◆ Provided entries:
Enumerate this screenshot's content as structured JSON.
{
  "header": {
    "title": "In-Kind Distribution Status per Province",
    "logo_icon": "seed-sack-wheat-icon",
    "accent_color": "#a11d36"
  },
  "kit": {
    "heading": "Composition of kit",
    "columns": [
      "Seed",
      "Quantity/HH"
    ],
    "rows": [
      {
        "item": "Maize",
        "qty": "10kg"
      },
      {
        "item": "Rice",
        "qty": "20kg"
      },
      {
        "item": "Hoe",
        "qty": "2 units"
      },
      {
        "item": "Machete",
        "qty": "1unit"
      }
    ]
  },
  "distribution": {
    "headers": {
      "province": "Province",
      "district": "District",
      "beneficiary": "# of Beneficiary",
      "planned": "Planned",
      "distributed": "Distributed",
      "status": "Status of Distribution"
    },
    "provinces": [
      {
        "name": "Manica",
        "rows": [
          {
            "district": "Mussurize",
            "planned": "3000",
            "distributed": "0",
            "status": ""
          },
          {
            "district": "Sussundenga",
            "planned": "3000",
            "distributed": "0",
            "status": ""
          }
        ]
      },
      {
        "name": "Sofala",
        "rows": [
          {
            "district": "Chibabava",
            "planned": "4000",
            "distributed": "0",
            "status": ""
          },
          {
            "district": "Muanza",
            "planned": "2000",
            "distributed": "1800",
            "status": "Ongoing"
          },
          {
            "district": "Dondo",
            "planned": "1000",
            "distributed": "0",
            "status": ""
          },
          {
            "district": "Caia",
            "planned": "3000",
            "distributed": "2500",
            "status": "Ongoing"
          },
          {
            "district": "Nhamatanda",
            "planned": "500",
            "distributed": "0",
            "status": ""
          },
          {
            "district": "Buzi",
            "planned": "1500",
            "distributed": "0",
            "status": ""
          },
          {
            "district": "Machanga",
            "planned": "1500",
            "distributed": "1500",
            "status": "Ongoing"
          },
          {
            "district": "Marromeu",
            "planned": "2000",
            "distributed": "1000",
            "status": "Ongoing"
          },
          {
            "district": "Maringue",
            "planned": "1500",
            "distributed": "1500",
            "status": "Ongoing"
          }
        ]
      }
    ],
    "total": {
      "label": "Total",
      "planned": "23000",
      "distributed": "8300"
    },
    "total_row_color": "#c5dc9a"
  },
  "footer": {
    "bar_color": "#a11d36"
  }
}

* * *

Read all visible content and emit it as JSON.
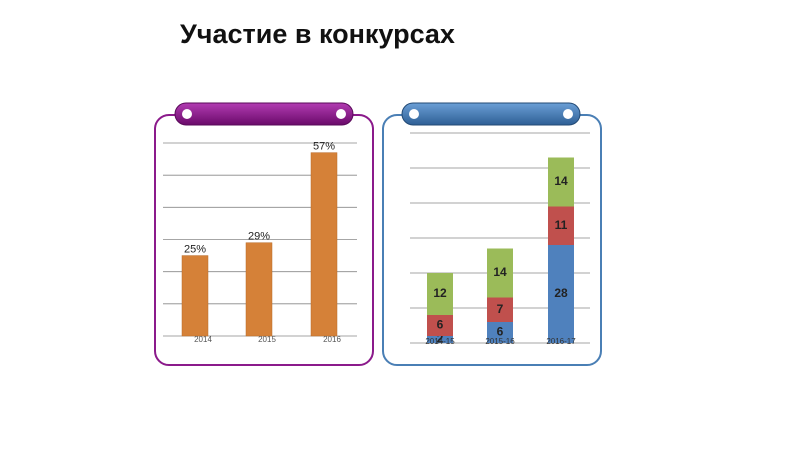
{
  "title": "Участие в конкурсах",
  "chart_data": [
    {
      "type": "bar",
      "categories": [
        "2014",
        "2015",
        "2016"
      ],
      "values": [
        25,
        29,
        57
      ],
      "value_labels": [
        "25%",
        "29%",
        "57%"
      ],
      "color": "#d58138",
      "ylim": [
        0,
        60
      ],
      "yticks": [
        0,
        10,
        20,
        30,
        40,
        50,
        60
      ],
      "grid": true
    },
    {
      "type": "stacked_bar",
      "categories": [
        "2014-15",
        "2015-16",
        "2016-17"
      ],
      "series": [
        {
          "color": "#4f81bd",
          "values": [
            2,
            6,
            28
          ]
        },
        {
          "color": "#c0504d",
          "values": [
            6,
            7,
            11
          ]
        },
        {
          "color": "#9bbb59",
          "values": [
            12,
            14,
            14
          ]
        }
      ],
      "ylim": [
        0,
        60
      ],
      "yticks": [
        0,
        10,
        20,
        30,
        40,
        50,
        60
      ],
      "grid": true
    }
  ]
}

◆ Job:
In the listing above, locate each line with "content" and copy it.

◆ Written reply:
Enumerate this screenshot's content as structured JSON.
Read all visible content and emit it as JSON.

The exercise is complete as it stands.